Instruction: Omit the pictures from the entries below and retype everything else exactly.

____ Data supplied

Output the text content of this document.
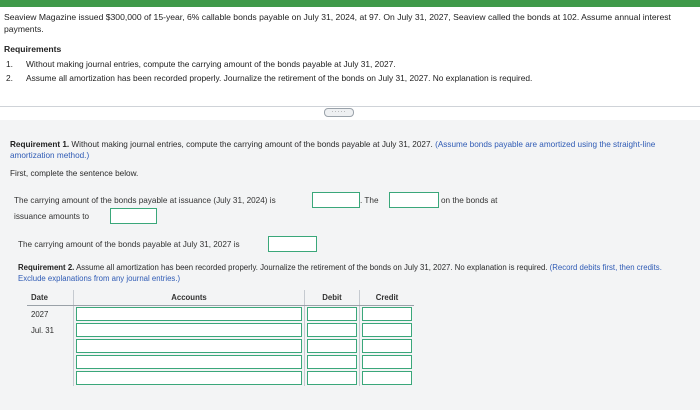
Seaview Magazine issued $300,000 of 15-year, 6% callable bonds payable on July 31, 2024, at 97. On July 31, 2027, Seaview called the bonds at 102. Assume annual interest payments.
Requirements
1. Without making journal entries, compute the carrying amount of the bonds payable at July 31, 2027.
2. Assume all amortization has been recorded properly. Journalize the retirement of the bonds on July 31, 2027. No explanation is required.
·····
Requirement 1. Without making journal entries, compute the carrying amount of the bonds payable at July 31, 2027. (Assume bonds payable are amortized using the straight-line amortization method.)
First, complete the sentence below.
The carrying amount of the bonds payable at issuance (July 31, 2024) is	. The	on the bonds at
issuance amounts to
The carrying amount of the bonds payable at July 31, 2027 is
Requirement 2. Assume all amortization has been recorded properly. Journalize the retirement of the bonds on July 31, 2027. No explanation is required. (Record debits first, then credits. Exclude explanations from any journal entries.)
Date	Accounts	Debit	Credit
2027	

Jul. 31	
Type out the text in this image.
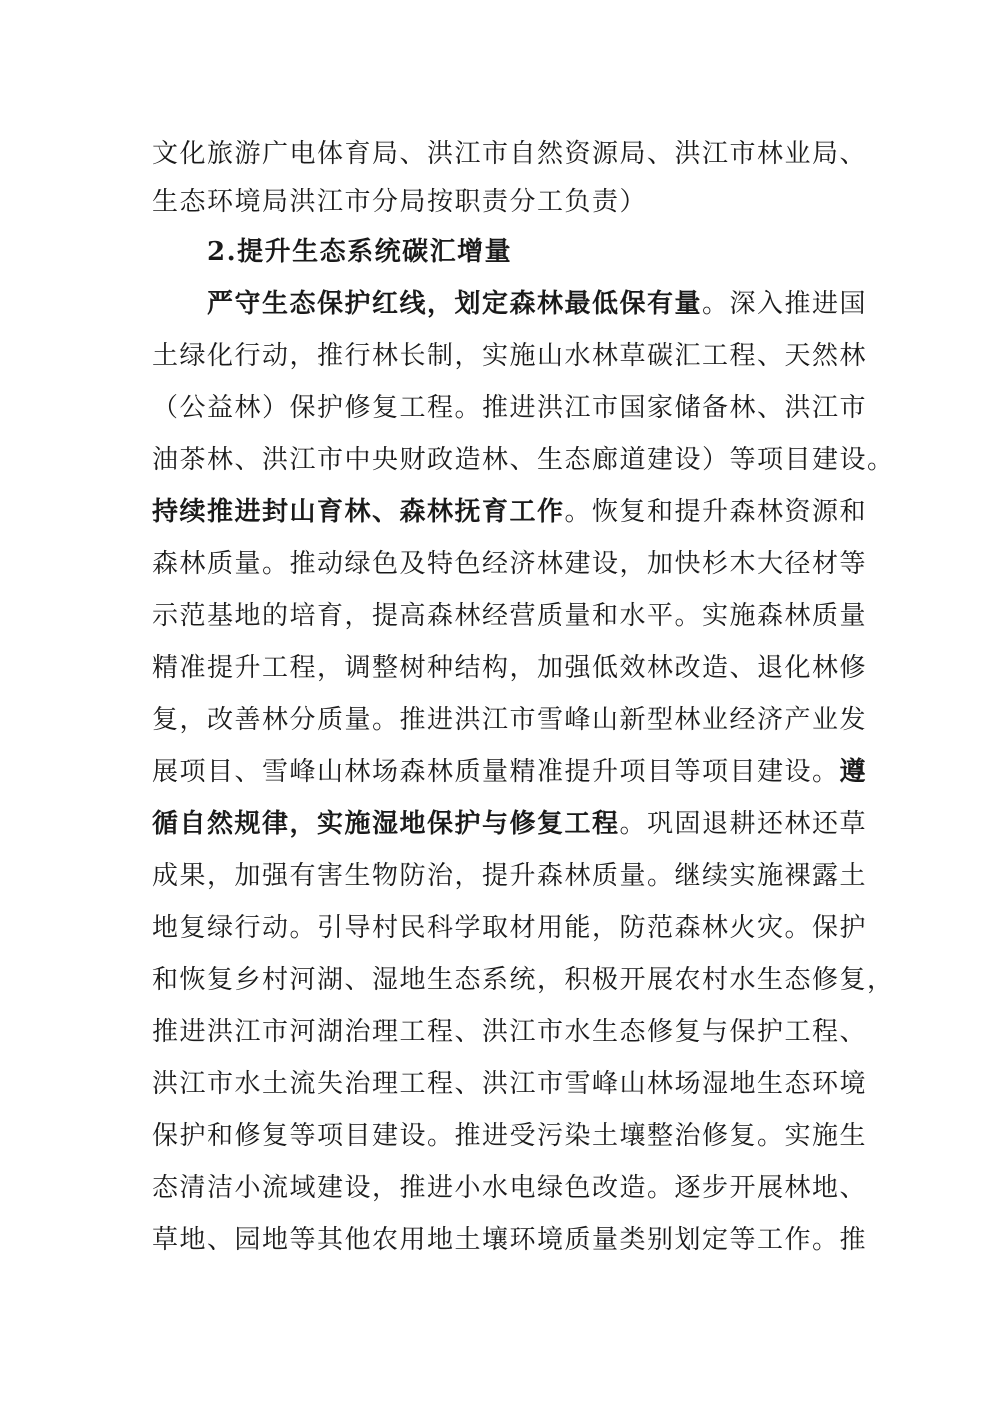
文化旅游广电体育局、洪江市自然资源局、洪江市林业局、
生态环境局洪江市分局按职责分工负责）
2.提升生态系统碳汇增量
严守生态保护红线，划定森林最低保有量。深入推进国
土绿化行动，推行林长制，实施山水林草碳汇工程、天然林
（公益林）保护修复工程。推进洪江市国家储备林、洪江市
油茶林、洪江市中央财政造林、生态廊道建设）等项目建设。
持续推进封山育林、森林抚育工作。恢复和提升森林资源和
森林质量。推动绿色及特色经济林建设，加快杉木大径材等
示范基地的培育，提高森林经营质量和水平。实施森林质量
精准提升工程，调整树种结构，加强低效林改造、退化林修
复，改善林分质量。推进洪江市雪峰山新型林业经济产业发
展项目、雪峰山林场森林质量精准提升项目等项目建设。遵
循自然规律，实施湿地保护与修复工程。巩固退耕还林还草
成果，加强有害生物防治，提升森林质量。继续实施裸露土
地复绿行动。引导村民科学取材用能，防范森林火灾。保护
和恢复乡村河湖、湿地生态系统，积极开展农村水生态修复，
推进洪江市河湖治理工程、洪江市水生态修复与保护工程、
洪江市水土流失治理工程、洪江市雪峰山林场湿地生态环境
保护和修复等项目建设。推进受污染土壤整治修复。实施生
态清洁小流域建设，推进小水电绿色改造。逐步开展林地、
草地、园地等其他农用地土壤环境质量类别划定等工作。推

________

Answer to this task:
Output the text content of this document.
Seaview Magazine issued $300,000 of 15-year, 6% callable bonds payable on July 31, 2024, at 97. On July 31, 2027, Seaview called the bonds at 102. Assume annual interest payments.
Requirements
1. Without making journal entries, compute the carrying amount of the bonds payable at July 31, 2027.
2. Assume all amortization has been recorded properly. Journalize the retirement of the bonds on July 31, 2027. No explanation is required.
·····
Requirement 1. Without making journal entries, compute the carrying amount of the bonds payable at July 31, 2027. (Assume bonds payable are amortized using the straight-line amortization method.)
First, complete the sentence below.
The carrying amount of the bonds payable at issuance (July 31, 2024) is	. The	on the bonds at
issuance amounts to
The carrying amount of the bonds payable at July 31, 2027 is
Requirement 2. Assume all amortization has been recorded properly. Journalize the retirement of the bonds on July 31, 2027. No explanation is required. (Record debits first, then credits. Exclude explanations from any journal entries.)
Date	Accounts	Debit	Credit
2027	

Jul. 31	
Type out the text in this image.
文化旅游广电体育局、洪江市自然资源局、洪江市林业局、
生态环境局洪江市分局按职责分工负责）
2.提升生态系统碳汇增量
严守生态保护红线，划定森林最低保有量。深入推进国
土绿化行动，推行林长制，实施山水林草碳汇工程、天然林
（公益林）保护修复工程。推进洪江市国家储备林、洪江市
油茶林、洪江市中央财政造林、生态廊道建设）等项目建设。
持续推进封山育林、森林抚育工作。恢复和提升森林资源和
森林质量。推动绿色及特色经济林建设，加快杉木大径材等
示范基地的培育，提高森林经营质量和水平。实施森林质量
精准提升工程，调整树种结构，加强低效林改造、退化林修
复，改善林分质量。推进洪江市雪峰山新型林业经济产业发
展项目、雪峰山林场森林质量精准提升项目等项目建设。遵
循自然规律，实施湿地保护与修复工程。巩固退耕还林还草
成果，加强有害生物防治，提升森林质量。继续实施裸露土
地复绿行动。引导村民科学取材用能，防范森林火灾。保护
和恢复乡村河湖、湿地生态系统，积极开展农村水生态修复，
推进洪江市河湖治理工程、洪江市水生态修复与保护工程、
洪江市水土流失治理工程、洪江市雪峰山林场湿地生态环境
保护和修复等项目建设。推进受污染土壤整治修复。实施生
态清洁小流域建设，推进小水电绿色改造。逐步开展林地、
草地、园地等其他农用地土壤环境质量类别划定等工作。推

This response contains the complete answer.